* TASK
Output all the entries word for word. Omit the pictures.

Begin DATA FOR THIS EXERCISE

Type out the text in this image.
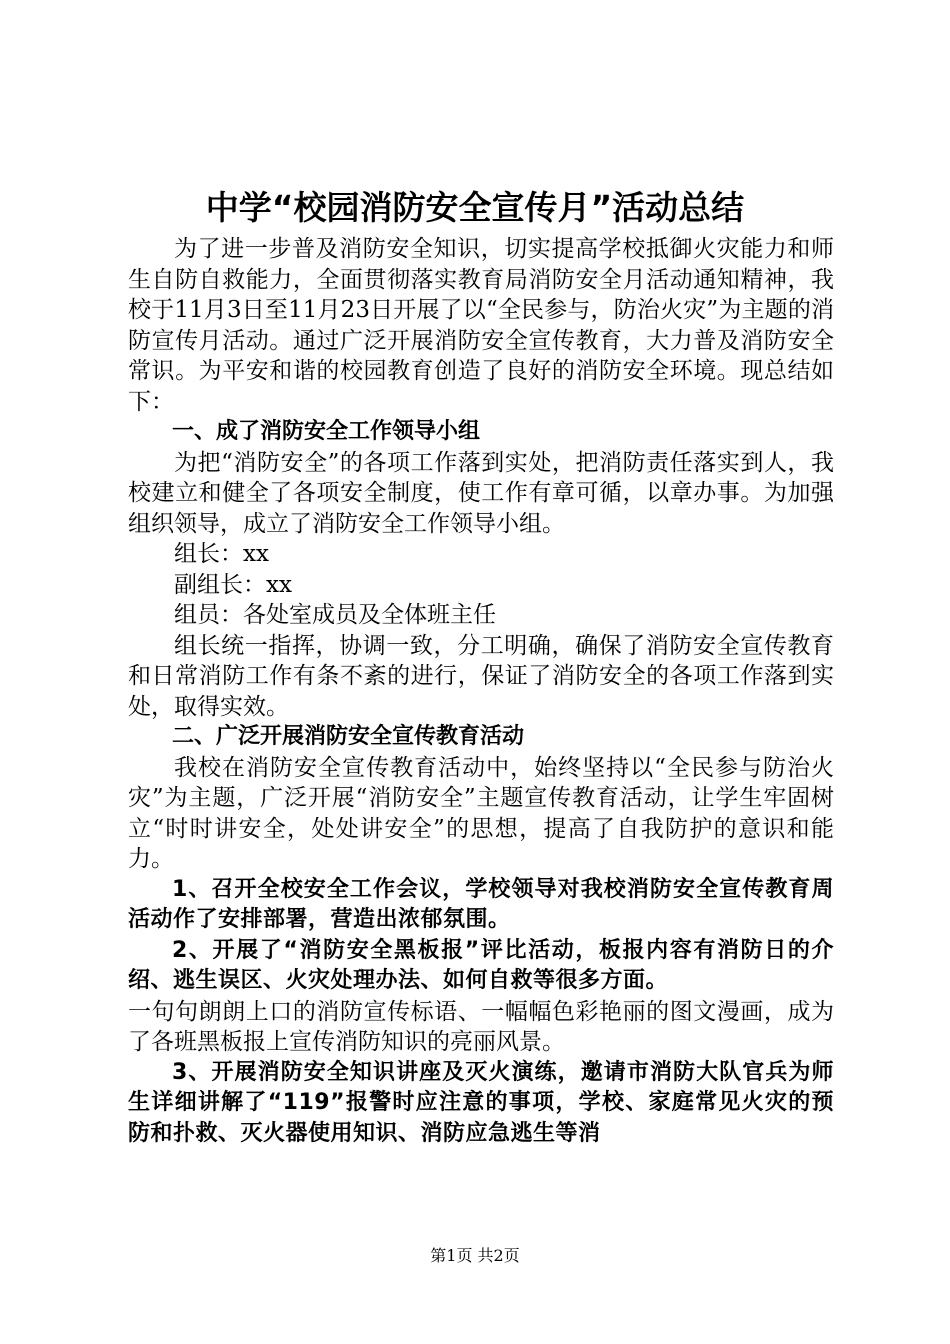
中学“校园消防安全宣传月”活动总结

为了进一步普及消防安全知识，切实提高学校抵御火灾能力和师生自防自救能力，全面贯彻落实教育局消防安全月活动通知精神，我校于11月3日至11月23日开展了以“全民参与，防治火灾”为主题的消防宣传月活动。通过广泛开展消防安全宣传教育，大力普及消防安全常识。为平安和谐的校园教育创造了良好的消防安全环境。现总结如下：

一、成了消防安全工作领导小组

为把“消防安全”的各项工作落到实处，把消防责任落实到人，我校建立和健全了各项安全制度，使工作有章可循，以章办事。为加强组织领导，成立了消防安全工作领导小组。

组长：xx

副组长：xx

组员：各处室成员及全体班主任

组长统一指挥，协调一致，分工明确，确保了消防安全宣传教育和日常消防工作有条不紊的进行，保证了消防安全的各项工作落到实处，取得实效。

二、广泛开展消防安全宣传教育活动

我校在消防安全宣传教育活动中，始终坚持以“全民参与防治火灾”为主题，广泛开展“消防安全”主题宣传教育活动，让学生牢固树立“时时讲安全，处处讲安全”的思想，提高了自我防护的意识和能力。

1、召开全校安全工作会议，学校领导对我校消防安全宣传教育周活动作了安排部署，营造出浓郁氛围。

2、开展了“消防安全黑板报”评比活动，板报内容有消防日的介绍、逃生误区、火灾处理办法、如何自救等很多方面。

一句句朗朗上口的消防宣传标语、一幅幅色彩艳丽的图文漫画，成为了各班黑板报上宣传消防知识的亮丽风景。

3、开展消防安全知识讲座及灭火演练，邀请市消防大队官兵为师生详细讲解了“119”报警时应注意的事项，学校、家庭常见火灾的预防和扑救、灭火器使用知识、消防应急逃生等消

第1页 共2页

End DATA FOR THIS EXERCISE

* RESPONSE TO THE EXERCISE
Type out the text in this image.
中学“校园消防安全宣传月”活动总结

为了进一步普及消防安全知识，切实提高学校抵御火灾能力和师生自防自救能力，全面贯彻落实教育局消防安全月活动通知精神，我校于11月3日至11月23日开展了以“全民参与，防治火灾”为主题的消防宣传月活动。通过广泛开展消防安全宣传教育，大力普及消防安全常识。为平安和谐的校园教育创造了良好的消防安全环境。现总结如下：

一、成了消防安全工作领导小组

为把“消防安全”的各项工作落到实处，把消防责任落实到人，我校建立和健全了各项安全制度，使工作有章可循，以章办事。为加强组织领导，成立了消防安全工作领导小组。

组长：xx

副组长：xx

组员：各处室成员及全体班主任

组长统一指挥，协调一致，分工明确，确保了消防安全宣传教育和日常消防工作有条不紊的进行，保证了消防安全的各项工作落到实处，取得实效。

二、广泛开展消防安全宣传教育活动

我校在消防安全宣传教育活动中，始终坚持以“全民参与防治火灾”为主题，广泛开展“消防安全”主题宣传教育活动，让学生牢固树立“时时讲安全，处处讲安全”的思想，提高了自我防护的意识和能力。

1、召开全校安全工作会议，学校领导对我校消防安全宣传教育周活动作了安排部署，营造出浓郁氛围。

2、开展了“消防安全黑板报”评比活动，板报内容有消防日的介绍、逃生误区、火灾处理办法、如何自救等很多方面。

一句句朗朗上口的消防宣传标语、一幅幅色彩艳丽的图文漫画，成为了各班黑板报上宣传消防知识的亮丽风景。

3、开展消防安全知识讲座及灭火演练，邀请市消防大队官兵为师生详细讲解了“119”报警时应注意的事项，学校、家庭常见火灾的预防和扑救、灭火器使用知识、消防应急逃生等消

第1页 共2页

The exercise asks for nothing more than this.